Exercise »
Pull out every line below holding the word "Contains".

Task material »
%%

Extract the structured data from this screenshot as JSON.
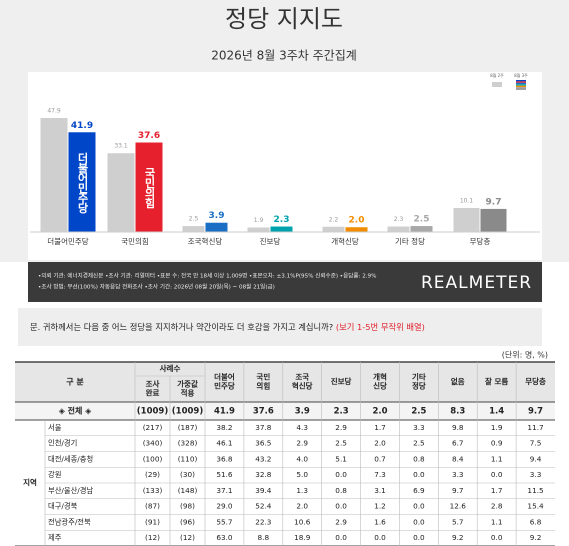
{
  "header": {
    "title": "정당 지지도",
    "subtitle": "2026년 8월 3주차 주간집계"
  },
  "chart_data": {
    "type": "bar",
    "categories": [
      "더불어민주당",
      "국민의힘",
      "조국혁신당",
      "진보당",
      "개혁신당",
      "기타 정당",
      "무당층"
    ],
    "series": [
      {
        "name": "8월 2주",
        "color": "#cfcfcf",
        "values": [
          47.9,
          33.1,
          2.5,
          1.9,
          2.2,
          2.3,
          10.1
        ]
      },
      {
        "name": "8월 3주",
        "colors": [
          "#0046c8",
          "#e6202c",
          "#1a6fc4",
          "#00a3ad",
          "#f28c00",
          "#a8a8a8",
          "#8a8a8a"
        ],
        "values": [
          41.9,
          37.6,
          3.9,
          2.3,
          2.0,
          2.5,
          9.7
        ],
        "value_labels": [
          "41.9",
          "37.6",
          "3.9",
          "2.3",
          "2.0",
          "2.5",
          "9.7"
        ]
      }
    ]
  },
  "notes": [
    "•의뢰 기관: 에너지경제신문  •조사 기관: 리얼미터  •표본 수: 전국 만 18세 이상 1,009명  •표본오차: ±3.1%P(95% 신뢰수준)  •응답률: 2.9%",
    "•조사 방법: 무선(100%) 자동응답 전화조사  •조사 기간: 2026년 08월 20일(목) ~ 08월 21일(금)"
  ],
  "logo": "REALMETER",
  "question": {
    "text": "문.  귀하께서는 다음 중 어느 정당을 지지하거나 약간이라도 더 호감을 가지고 계십니까? ",
    "note": "(보기 1-5번 무작위 배열)"
  },
  "unit": "(단위: 명, %)",
  "table": {
    "header": {
      "group": "구  분",
      "sample": "사례수",
      "sample_cols": [
        [
          "조사",
          "완료"
        ],
        [
          "가중값",
          "적용"
        ]
      ],
      "columns": [
        [
          "더불어",
          "민주당"
        ],
        [
          "국민",
          "의힘"
        ],
        [
          "조국",
          "혁신당"
        ],
        [
          "진보당"
        ],
        [
          "개혁",
          "신당"
        ],
        [
          "기타",
          "정당"
        ],
        [
          "없음"
        ],
        [
          "잘 모름"
        ],
        [
          "무당층"
        ]
      ]
    },
    "total": {
      "label": "◈ 전체 ◈",
      "cells": [
        "(1009)",
        "(1009)",
        "41.9",
        "37.6",
        "3.9",
        "2.3",
        "2.0",
        "2.5",
        "8.3",
        "1.4",
        "9.7"
      ]
    },
    "region_label": "지역",
    "rows": [
      {
        "label": "서울",
        "cells": [
          "(217)",
          "(187)",
          "38.2",
          "37.8",
          "4.3",
          "2.9",
          "1.7",
          "3.3",
          "9.8",
          "1.9",
          "11.7"
        ]
      },
      {
        "label": "인천/경기",
        "cells": [
          "(340)",
          "(328)",
          "46.1",
          "36.5",
          "2.9",
          "2.5",
          "2.0",
          "2.5",
          "6.7",
          "0.9",
          "7.5"
        ]
      },
      {
        "label": "대전/세종/충청",
        "cells": [
          "(100)",
          "(110)",
          "36.8",
          "43.2",
          "4.0",
          "5.1",
          "0.7",
          "0.8",
          "8.4",
          "1.1",
          "9.4"
        ]
      },
      {
        "label": "강원",
        "cells": [
          "(29)",
          "(30)",
          "51.6",
          "32.8",
          "5.0",
          "0.0",
          "7.3",
          "0.0",
          "3.3",
          "0.0",
          "3.3"
        ]
      },
      {
        "label": "부산/울산/경남",
        "cells": [
          "(133)",
          "(148)",
          "37.1",
          "39.4",
          "1.3",
          "0.8",
          "3.1",
          "6.9",
          "9.7",
          "1.7",
          "11.5"
        ]
      },
      {
        "label": "대구/경북",
        "cells": [
          "(87)",
          "(98)",
          "29.0",
          "52.4",
          "2.0",
          "0.0",
          "1.2",
          "0.0",
          "12.6",
          "2.8",
          "15.4"
        ]
      },
      {
        "label": "전남광주/전북",
        "cells": [
          "(91)",
          "(96)",
          "55.7",
          "22.3",
          "10.6",
          "2.9",
          "1.6",
          "0.0",
          "5.7",
          "1.1",
          "6.8"
        ]
      },
      {
        "label": "제주",
        "cells": [
          "(12)",
          "(12)",
          "63.0",
          "8.8",
          "18.9",
          "0.0",
          "0.0",
          "0.0",
          "9.2",
          "0.0",
          "9.2"
        ]
      }
    ]
  }
}
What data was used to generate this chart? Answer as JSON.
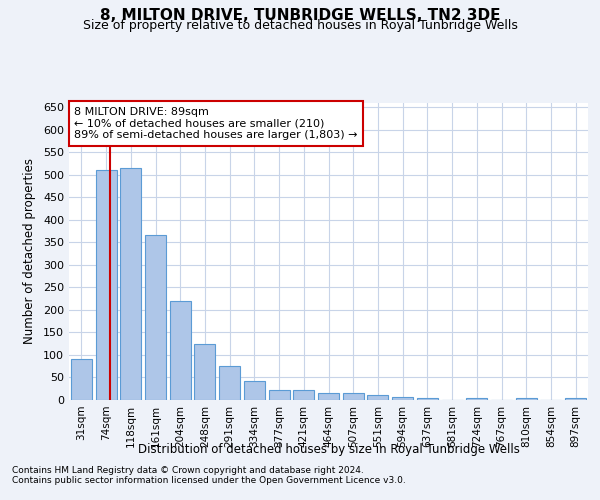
{
  "title": "8, MILTON DRIVE, TUNBRIDGE WELLS, TN2 3DE",
  "subtitle": "Size of property relative to detached houses in Royal Tunbridge Wells",
  "xlabel": "Distribution of detached houses by size in Royal Tunbridge Wells",
  "ylabel": "Number of detached properties",
  "footnote1": "Contains HM Land Registry data © Crown copyright and database right 2024.",
  "footnote2": "Contains public sector information licensed under the Open Government Licence v3.0.",
  "bar_labels": [
    "31sqm",
    "74sqm",
    "118sqm",
    "161sqm",
    "204sqm",
    "248sqm",
    "291sqm",
    "334sqm",
    "377sqm",
    "421sqm",
    "464sqm",
    "507sqm",
    "551sqm",
    "594sqm",
    "637sqm",
    "681sqm",
    "724sqm",
    "767sqm",
    "810sqm",
    "854sqm",
    "897sqm"
  ],
  "bar_values": [
    90,
    510,
    515,
    365,
    220,
    125,
    75,
    43,
    22,
    22,
    15,
    15,
    10,
    6,
    5,
    0,
    5,
    0,
    5,
    0,
    5
  ],
  "bar_color": "#aec6e8",
  "bar_edge_color": "#5b9bd5",
  "property_line_x": 1.15,
  "property_line_color": "#cc0000",
  "annotation_text": "8 MILTON DRIVE: 89sqm\n← 10% of detached houses are smaller (210)\n89% of semi-detached houses are larger (1,803) →",
  "annotation_box_color": "#cc0000",
  "ylim": [
    0,
    660
  ],
  "yticks": [
    0,
    50,
    100,
    150,
    200,
    250,
    300,
    350,
    400,
    450,
    500,
    550,
    600,
    650
  ],
  "background_color": "#eef2f9",
  "plot_background": "#ffffff",
  "grid_color": "#c8d4e8"
}
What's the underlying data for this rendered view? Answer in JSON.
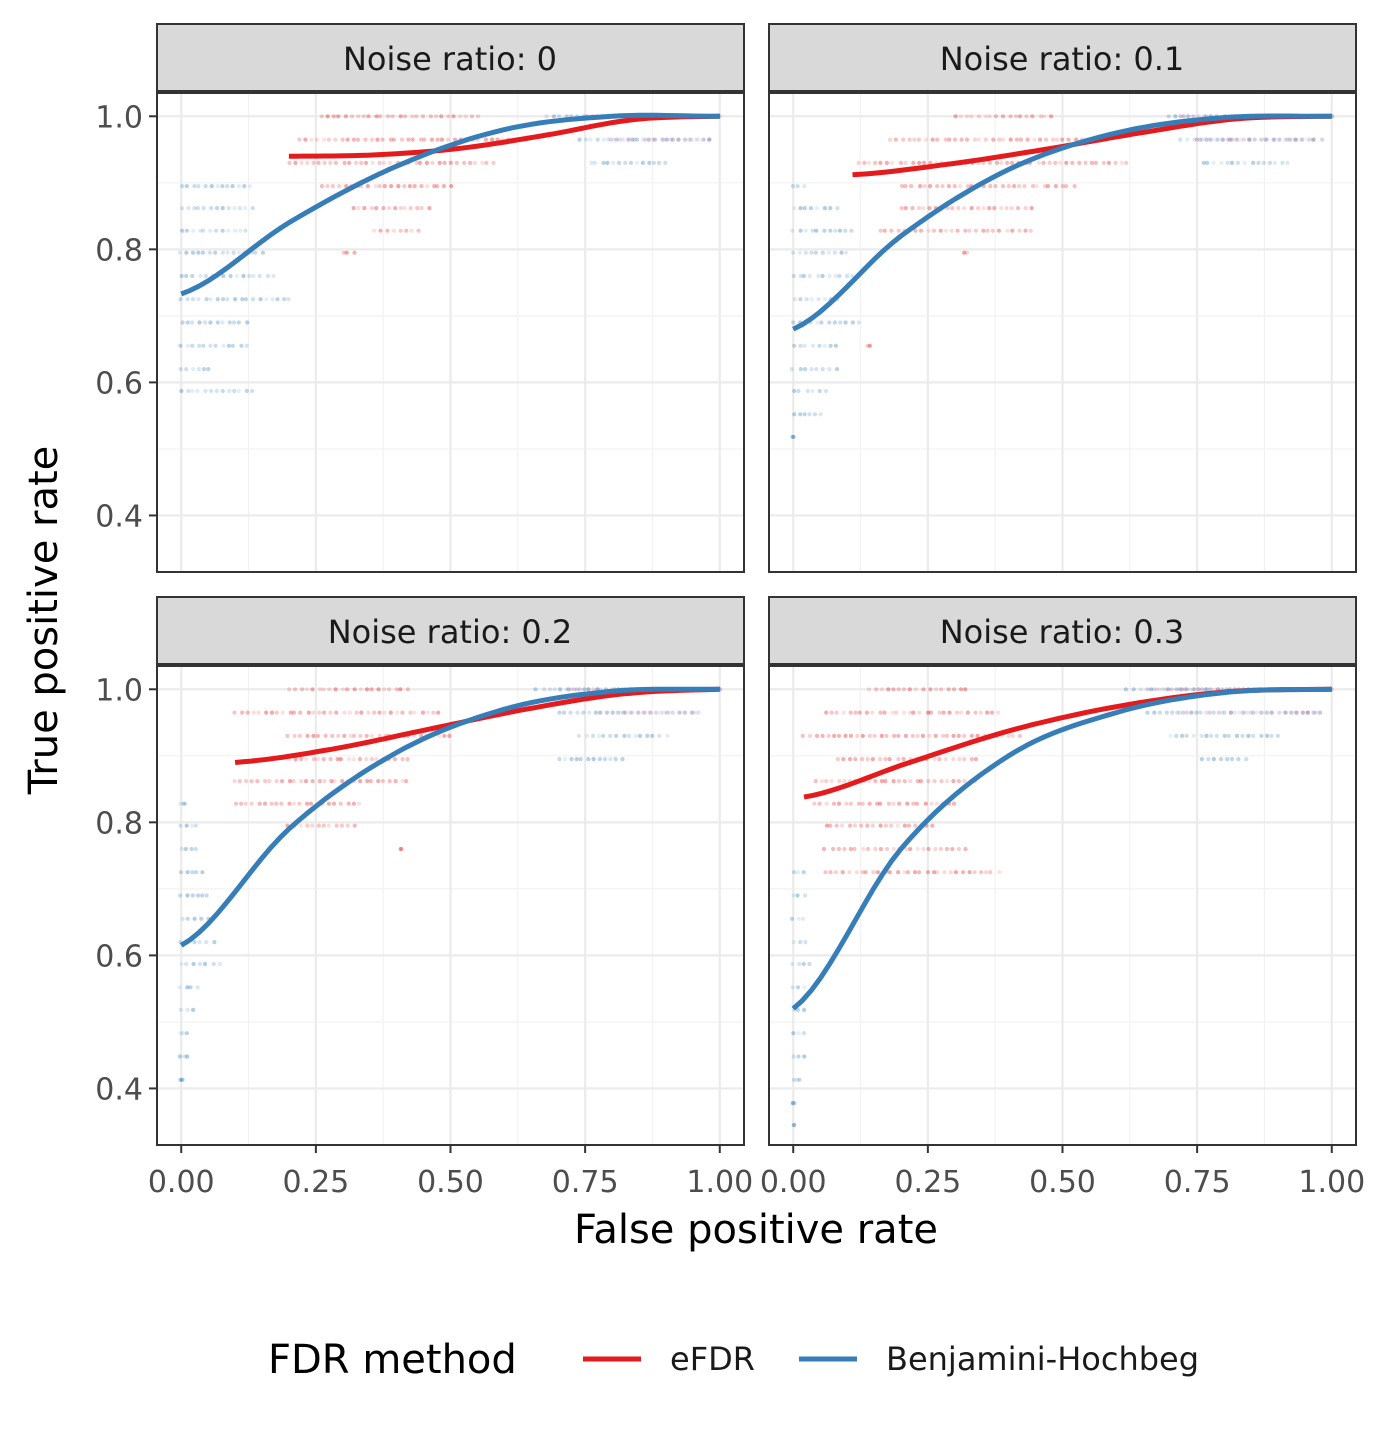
{
  "chart_data": {
    "type": "scatter",
    "xlabel": "False positive rate",
    "ylabel": "True positive rate",
    "xlim": [
      -0.045,
      1.045
    ],
    "ylim": [
      0.315,
      1.035
    ],
    "x_ticks": [
      0,
      0.25,
      0.5,
      0.75,
      1
    ],
    "x_tick_labels": [
      "0.00",
      "0.25",
      "0.50",
      "0.75",
      "1.00"
    ],
    "y_ticks": [
      0.4,
      0.6,
      0.8,
      1.0
    ],
    "y_tick_labels": [
      "0.4",
      "0.6",
      "0.8",
      "1.0"
    ],
    "grid": true,
    "legend": {
      "title": "FDR method",
      "position": "bottom",
      "entries": [
        {
          "label": "eFDR",
          "color": "#E41A1C"
        },
        {
          "label": "Benjamini-Hochbeg",
          "color": "#377EB8"
        }
      ]
    },
    "panels": [
      {
        "strip": "Noise ratio: 0",
        "series": [
          {
            "key": "efdr",
            "color": "#E41A1C",
            "smooth": {
              "x0": 0.2,
              "x1": 1.0,
              "y": [
                0.94,
                0.942,
                0.952,
                0.972,
                0.995,
                1.0
              ]
            },
            "clusters": [
              {
                "y": 1.0,
                "x_min": 0.26,
                "x_max": 0.55
              },
              {
                "y": 0.965,
                "x_min": 0.22,
                "x_max": 0.62
              },
              {
                "y": 0.93,
                "x_min": 0.2,
                "x_max": 0.58
              },
              {
                "y": 0.895,
                "x_min": 0.26,
                "x_max": 0.5
              },
              {
                "y": 0.862,
                "x_min": 0.32,
                "x_max": 0.46
              },
              {
                "y": 0.828,
                "x_min": 0.36,
                "x_max": 0.44
              },
              {
                "y": 0.795,
                "x_min": 0.3,
                "x_max": 0.32
              }
            ]
          },
          {
            "key": "bh",
            "color": "#377EB8",
            "smooth": {
              "x0": 0.0,
              "x1": 1.0,
              "y": [
                0.733,
                0.84,
                0.925,
                0.98,
                1.0,
                1.0
              ]
            },
            "clusters": [
              {
                "y": 1.0,
                "x_min": 0.68,
                "x_max": 1.0
              },
              {
                "y": 0.965,
                "x_min": 0.74,
                "x_max": 0.98
              },
              {
                "y": 0.93,
                "x_min": 0.76,
                "x_max": 0.9
              },
              {
                "y": 0.895,
                "x_min": 0.0,
                "x_max": 0.13
              },
              {
                "y": 0.862,
                "x_min": 0.0,
                "x_max": 0.13
              },
              {
                "y": 0.828,
                "x_min": 0.0,
                "x_max": 0.12
              },
              {
                "y": 0.795,
                "x_min": 0.0,
                "x_max": 0.15
              },
              {
                "y": 0.76,
                "x_min": 0.0,
                "x_max": 0.17
              },
              {
                "y": 0.725,
                "x_min": 0.0,
                "x_max": 0.2
              },
              {
                "y": 0.69,
                "x_min": 0.0,
                "x_max": 0.12
              },
              {
                "y": 0.655,
                "x_min": 0.0,
                "x_max": 0.12
              },
              {
                "y": 0.62,
                "x_min": 0.0,
                "x_max": 0.05
              },
              {
                "y": 0.587,
                "x_min": 0.0,
                "x_max": 0.13
              }
            ]
          },
          {
            "key": "overlap",
            "color": "#B8659C",
            "clusters": [
              {
                "y": 1.0,
                "x_min": 0.75,
                "x_max": 1.0
              },
              {
                "y": 0.965,
                "x_min": 0.8,
                "x_max": 0.98
              }
            ]
          }
        ]
      },
      {
        "strip": "Noise ratio: 0.1",
        "series": [
          {
            "key": "efdr",
            "color": "#E41A1C",
            "smooth": {
              "x0": 0.11,
              "x1": 1.0,
              "y": [
                0.912,
                0.928,
                0.95,
                0.975,
                0.996,
                1.0
              ]
            },
            "clusters": [
              {
                "y": 1.0,
                "x_min": 0.3,
                "x_max": 0.48
              },
              {
                "y": 0.965,
                "x_min": 0.18,
                "x_max": 0.58
              },
              {
                "y": 0.93,
                "x_min": 0.12,
                "x_max": 0.62
              },
              {
                "y": 0.895,
                "x_min": 0.2,
                "x_max": 0.52
              },
              {
                "y": 0.862,
                "x_min": 0.2,
                "x_max": 0.44
              },
              {
                "y": 0.828,
                "x_min": 0.16,
                "x_max": 0.44
              },
              {
                "y": 0.795,
                "x_min": 0.32,
                "x_max": 0.32
              },
              {
                "y": 0.655,
                "x_min": 0.14,
                "x_max": 0.14
              }
            ]
          },
          {
            "key": "bh",
            "color": "#377EB8",
            "smooth": {
              "x0": 0.0,
              "x1": 1.0,
              "y": [
                0.68,
                0.82,
                0.92,
                0.975,
                0.998,
                1.0
              ]
            },
            "clusters": [
              {
                "y": 1.0,
                "x_min": 0.7,
                "x_max": 1.0
              },
              {
                "y": 0.965,
                "x_min": 0.72,
                "x_max": 0.98
              },
              {
                "y": 0.93,
                "x_min": 0.76,
                "x_max": 0.92
              },
              {
                "y": 0.895,
                "x_min": 0.0,
                "x_max": 0.02
              },
              {
                "y": 0.862,
                "x_min": 0.0,
                "x_max": 0.08
              },
              {
                "y": 0.828,
                "x_min": 0.0,
                "x_max": 0.11
              },
              {
                "y": 0.795,
                "x_min": 0.0,
                "x_max": 0.1
              },
              {
                "y": 0.76,
                "x_min": 0.0,
                "x_max": 0.11
              },
              {
                "y": 0.725,
                "x_min": 0.0,
                "x_max": 0.08
              },
              {
                "y": 0.69,
                "x_min": 0.0,
                "x_max": 0.12
              },
              {
                "y": 0.655,
                "x_min": 0.0,
                "x_max": 0.08
              },
              {
                "y": 0.62,
                "x_min": 0.0,
                "x_max": 0.08
              },
              {
                "y": 0.587,
                "x_min": 0.0,
                "x_max": 0.06
              },
              {
                "y": 0.552,
                "x_min": 0.0,
                "x_max": 0.05
              },
              {
                "y": 0.518,
                "x_min": 0.0,
                "x_max": 0.0
              }
            ]
          },
          {
            "key": "overlap",
            "color": "#B8659C",
            "clusters": [
              {
                "y": 1.0,
                "x_min": 0.72,
                "x_max": 1.0
              },
              {
                "y": 0.965,
                "x_min": 0.75,
                "x_max": 0.98
              }
            ]
          }
        ]
      },
      {
        "strip": "Noise ratio: 0.2",
        "series": [
          {
            "key": "efdr",
            "color": "#E41A1C",
            "smooth": {
              "x0": 0.1,
              "x1": 1.0,
              "y": [
                0.89,
                0.91,
                0.94,
                0.97,
                0.993,
                1.0
              ]
            },
            "clusters": [
              {
                "y": 1.0,
                "x_min": 0.2,
                "x_max": 0.42
              },
              {
                "y": 0.965,
                "x_min": 0.1,
                "x_max": 0.48
              },
              {
                "y": 0.93,
                "x_min": 0.2,
                "x_max": 0.5
              },
              {
                "y": 0.895,
                "x_min": 0.2,
                "x_max": 0.42
              },
              {
                "y": 0.862,
                "x_min": 0.1,
                "x_max": 0.42
              },
              {
                "y": 0.828,
                "x_min": 0.1,
                "x_max": 0.33
              },
              {
                "y": 0.795,
                "x_min": 0.2,
                "x_max": 0.32
              },
              {
                "y": 0.76,
                "x_min": 0.41,
                "x_max": 0.41
              }
            ]
          },
          {
            "key": "bh",
            "color": "#377EB8",
            "smooth": {
              "x0": 0.0,
              "x1": 1.0,
              "y": [
                0.615,
                0.79,
                0.905,
                0.97,
                0.997,
                1.0
              ]
            },
            "clusters": [
              {
                "y": 1.0,
                "x_min": 0.66,
                "x_max": 1.0
              },
              {
                "y": 0.965,
                "x_min": 0.7,
                "x_max": 0.96
              },
              {
                "y": 0.93,
                "x_min": 0.74,
                "x_max": 0.9
              },
              {
                "y": 0.895,
                "x_min": 0.7,
                "x_max": 0.82
              },
              {
                "y": 0.828,
                "x_min": 0.0,
                "x_max": 0.01
              },
              {
                "y": 0.795,
                "x_min": 0.0,
                "x_max": 0.03
              },
              {
                "y": 0.76,
                "x_min": 0.0,
                "x_max": 0.03
              },
              {
                "y": 0.725,
                "x_min": 0.0,
                "x_max": 0.04
              },
              {
                "y": 0.69,
                "x_min": 0.0,
                "x_max": 0.05
              },
              {
                "y": 0.655,
                "x_min": 0.0,
                "x_max": 0.06
              },
              {
                "y": 0.62,
                "x_min": 0.0,
                "x_max": 0.06
              },
              {
                "y": 0.587,
                "x_min": 0.0,
                "x_max": 0.07
              },
              {
                "y": 0.552,
                "x_min": 0.0,
                "x_max": 0.03
              },
              {
                "y": 0.518,
                "x_min": 0.0,
                "x_max": 0.02
              },
              {
                "y": 0.483,
                "x_min": 0.0,
                "x_max": 0.01
              },
              {
                "y": 0.448,
                "x_min": 0.0,
                "x_max": 0.01
              },
              {
                "y": 0.413,
                "x_min": 0.0,
                "x_max": 0.0
              }
            ]
          },
          {
            "key": "overlap",
            "color": "#B8659C",
            "clusters": [
              {
                "y": 1.0,
                "x_min": 0.72,
                "x_max": 1.0
              },
              {
                "y": 0.965,
                "x_min": 0.78,
                "x_max": 0.96
              }
            ]
          }
        ]
      },
      {
        "strip": "Noise ratio: 0.3",
        "series": [
          {
            "key": "efdr",
            "color": "#E41A1C",
            "smooth": {
              "x0": 0.02,
              "x1": 1.0,
              "y": [
                0.838,
                0.89,
                0.94,
                0.975,
                0.996,
                1.0
              ]
            },
            "clusters": [
              {
                "y": 1.0,
                "x_min": 0.14,
                "x_max": 0.32
              },
              {
                "y": 0.965,
                "x_min": 0.06,
                "x_max": 0.38
              },
              {
                "y": 0.93,
                "x_min": 0.02,
                "x_max": 0.42
              },
              {
                "y": 0.895,
                "x_min": 0.08,
                "x_max": 0.34
              },
              {
                "y": 0.862,
                "x_min": 0.04,
                "x_max": 0.34
              },
              {
                "y": 0.828,
                "x_min": 0.04,
                "x_max": 0.3
              },
              {
                "y": 0.795,
                "x_min": 0.06,
                "x_max": 0.26
              },
              {
                "y": 0.76,
                "x_min": 0.06,
                "x_max": 0.32
              },
              {
                "y": 0.725,
                "x_min": 0.06,
                "x_max": 0.38
              }
            ]
          },
          {
            "key": "bh",
            "color": "#377EB8",
            "smooth": {
              "x0": 0.0,
              "x1": 1.0,
              "y": [
                0.52,
                0.76,
                0.9,
                0.965,
                0.995,
                1.0
              ]
            },
            "clusters": [
              {
                "y": 1.0,
                "x_min": 0.62,
                "x_max": 1.0
              },
              {
                "y": 0.965,
                "x_min": 0.66,
                "x_max": 0.98
              },
              {
                "y": 0.93,
                "x_min": 0.7,
                "x_max": 0.9
              },
              {
                "y": 0.895,
                "x_min": 0.76,
                "x_max": 0.84
              },
              {
                "y": 0.725,
                "x_min": 0.0,
                "x_max": 0.02
              },
              {
                "y": 0.69,
                "x_min": 0.0,
                "x_max": 0.02
              },
              {
                "y": 0.655,
                "x_min": 0.0,
                "x_max": 0.02
              },
              {
                "y": 0.62,
                "x_min": 0.0,
                "x_max": 0.02
              },
              {
                "y": 0.587,
                "x_min": 0.0,
                "x_max": 0.03
              },
              {
                "y": 0.552,
                "x_min": 0.0,
                "x_max": 0.02
              },
              {
                "y": 0.518,
                "x_min": 0.0,
                "x_max": 0.02
              },
              {
                "y": 0.483,
                "x_min": 0.0,
                "x_max": 0.02
              },
              {
                "y": 0.448,
                "x_min": 0.0,
                "x_max": 0.02
              },
              {
                "y": 0.413,
                "x_min": 0.0,
                "x_max": 0.01
              },
              {
                "y": 0.378,
                "x_min": 0.0,
                "x_max": 0.0
              },
              {
                "y": 0.345,
                "x_min": 0.0,
                "x_max": 0.0
              }
            ]
          },
          {
            "key": "overlap",
            "color": "#B8659C",
            "clusters": [
              {
                "y": 1.0,
                "x_min": 0.66,
                "x_max": 1.0
              },
              {
                "y": 0.965,
                "x_min": 0.72,
                "x_max": 0.98
              }
            ]
          }
        ]
      }
    ]
  }
}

%%

Written answer »
  "footnote1": "Contains HM Land Registry data © Crown copyright and database right 2024.",
  "footnote2": "Contains public sector information licensed under the Open Government Licence v3.0.",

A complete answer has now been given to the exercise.